Stored data entries =>

☆ ☆ ☆ ☆ ☆

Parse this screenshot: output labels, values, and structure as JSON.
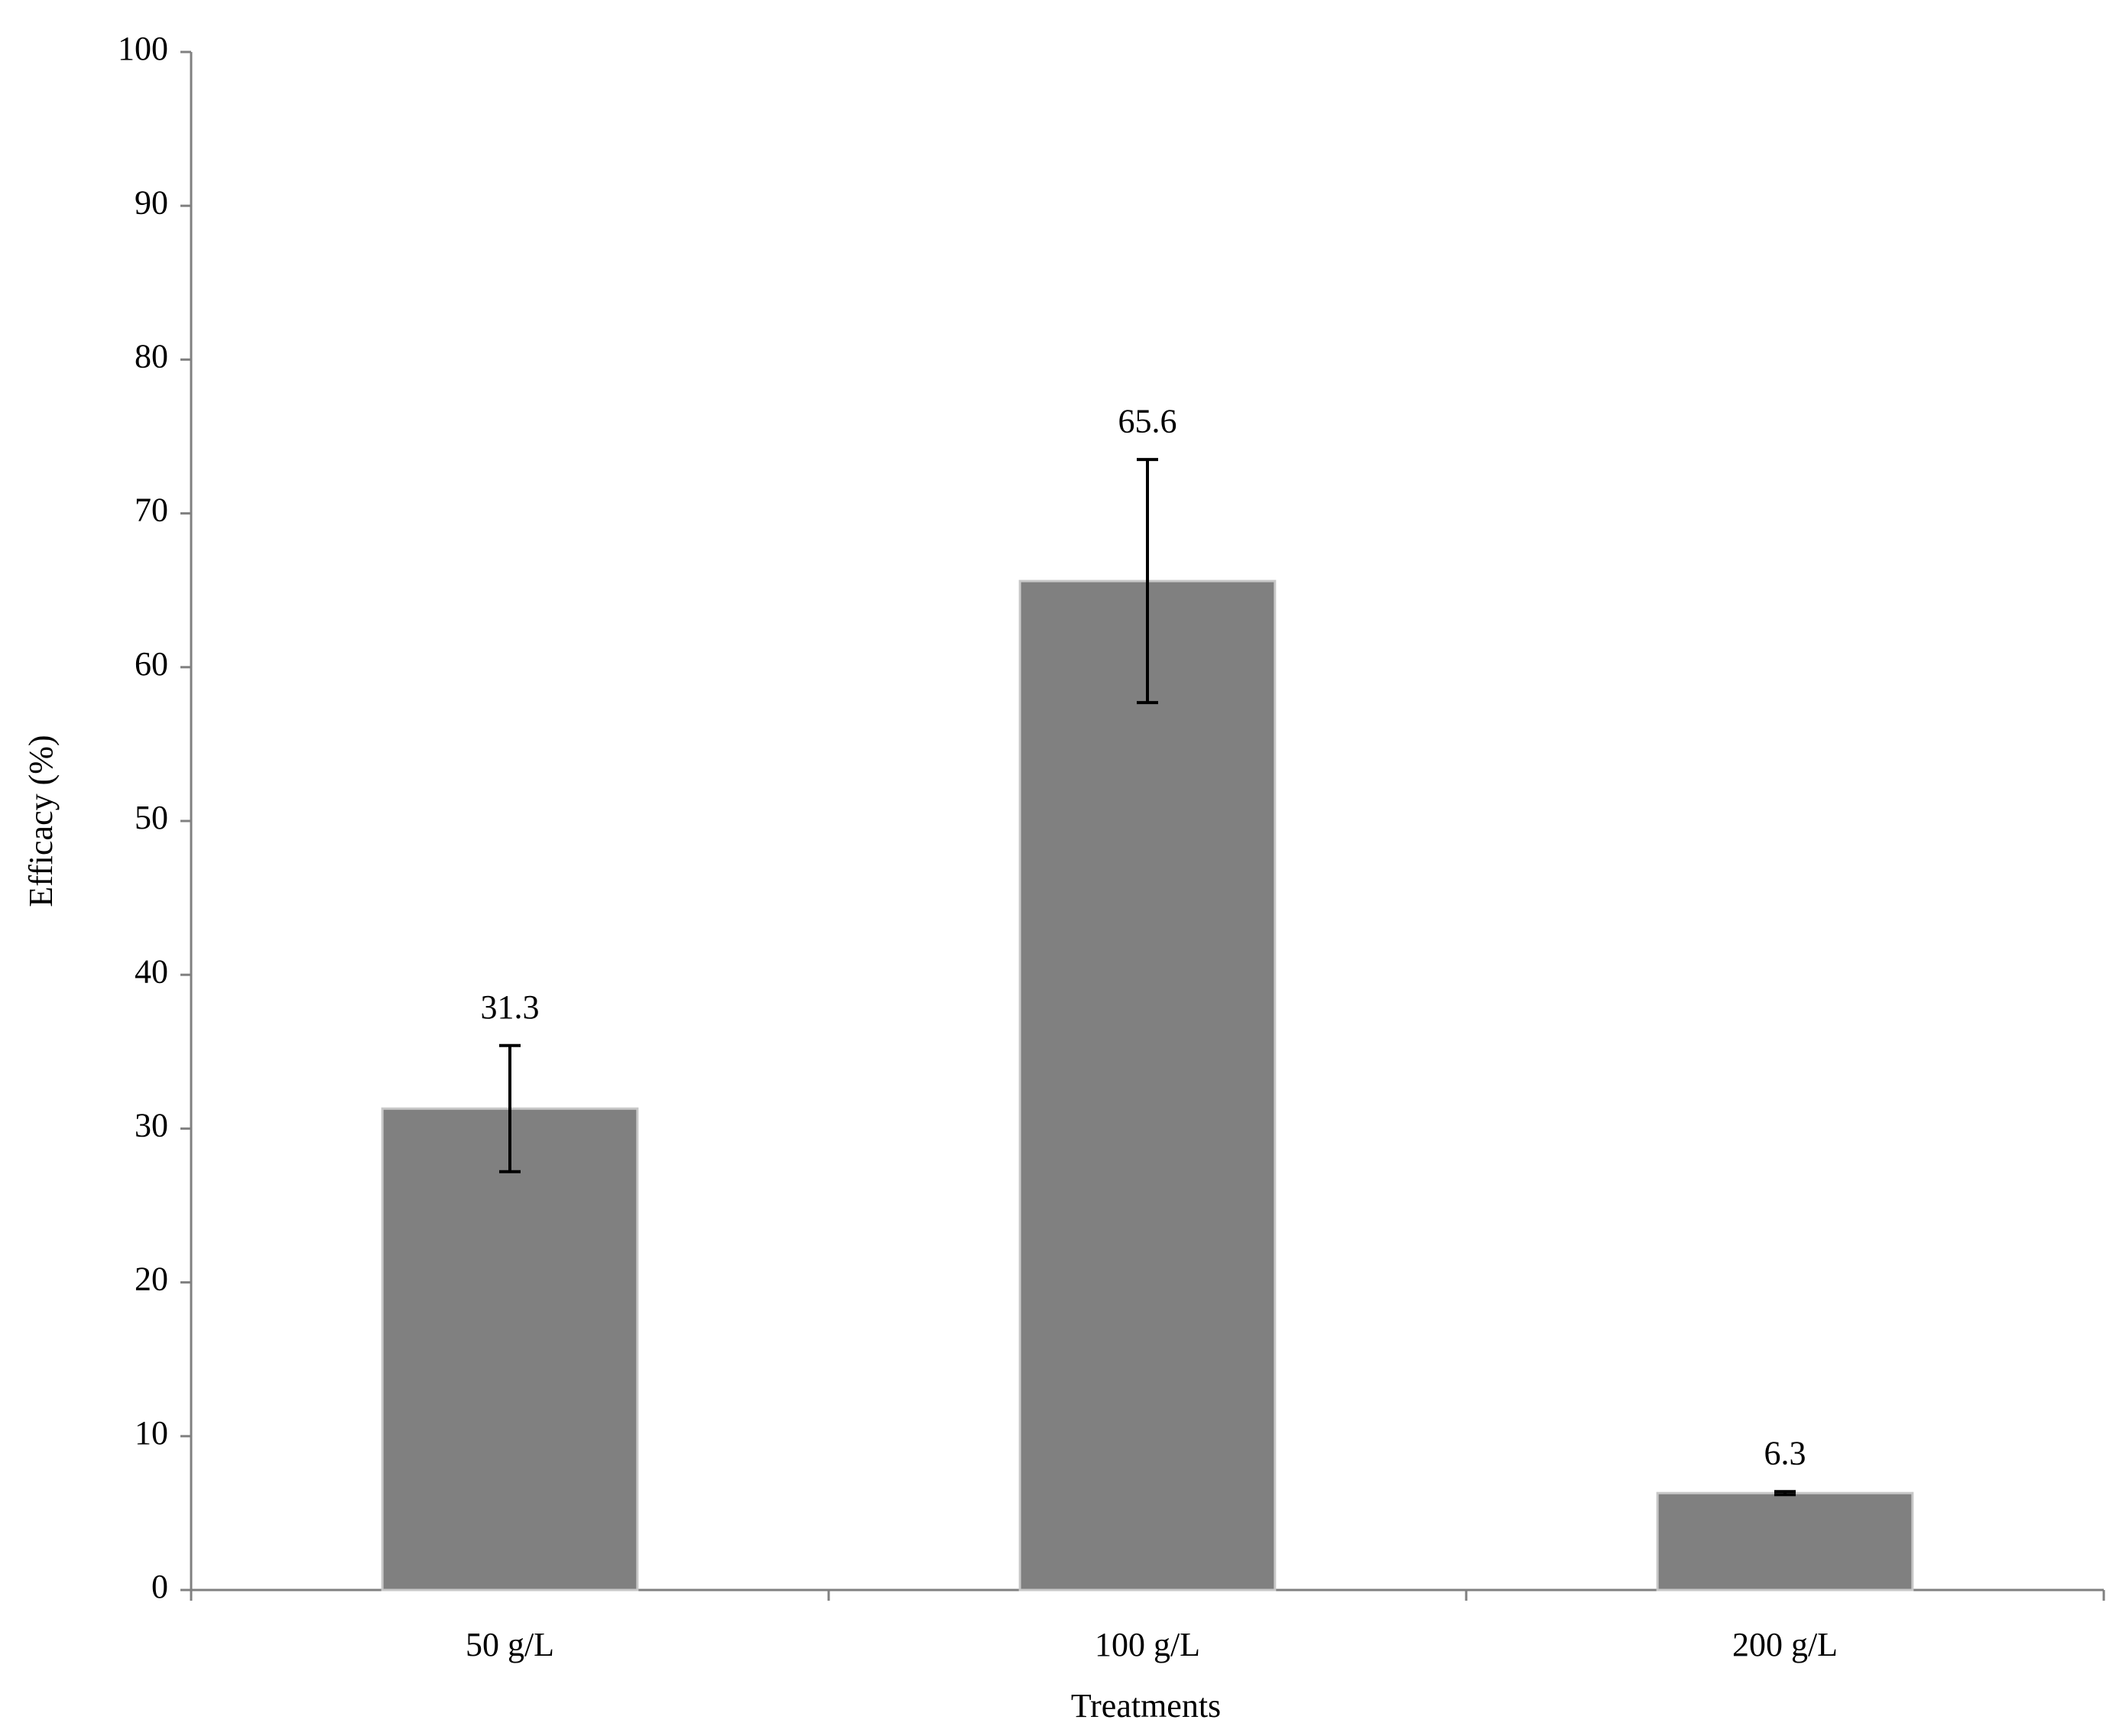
{
  "chart_data": {
    "type": "bar",
    "x_label": "Treatments",
    "y_label": "Efficacy (%)",
    "categories": [
      "50 g/L",
      "100 g/L",
      "200 g/L"
    ],
    "values": [
      31.3,
      65.6,
      6.3
    ],
    "errors": [
      4.1,
      7.9,
      0.1
    ],
    "color": "#808080",
    "ylim": [
      0,
      100
    ],
    "yticks": [
      0,
      10,
      20,
      30,
      40,
      50,
      60,
      70,
      80,
      90,
      100
    ],
    "grid": false
  }
}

☆ ☆ ☆ ☆ ☆

Return, from the data, each line that has the word "values" in it.

Exercise solution =>
Parse this screenshot: output labels, values, and structure as JSON.
    "values": [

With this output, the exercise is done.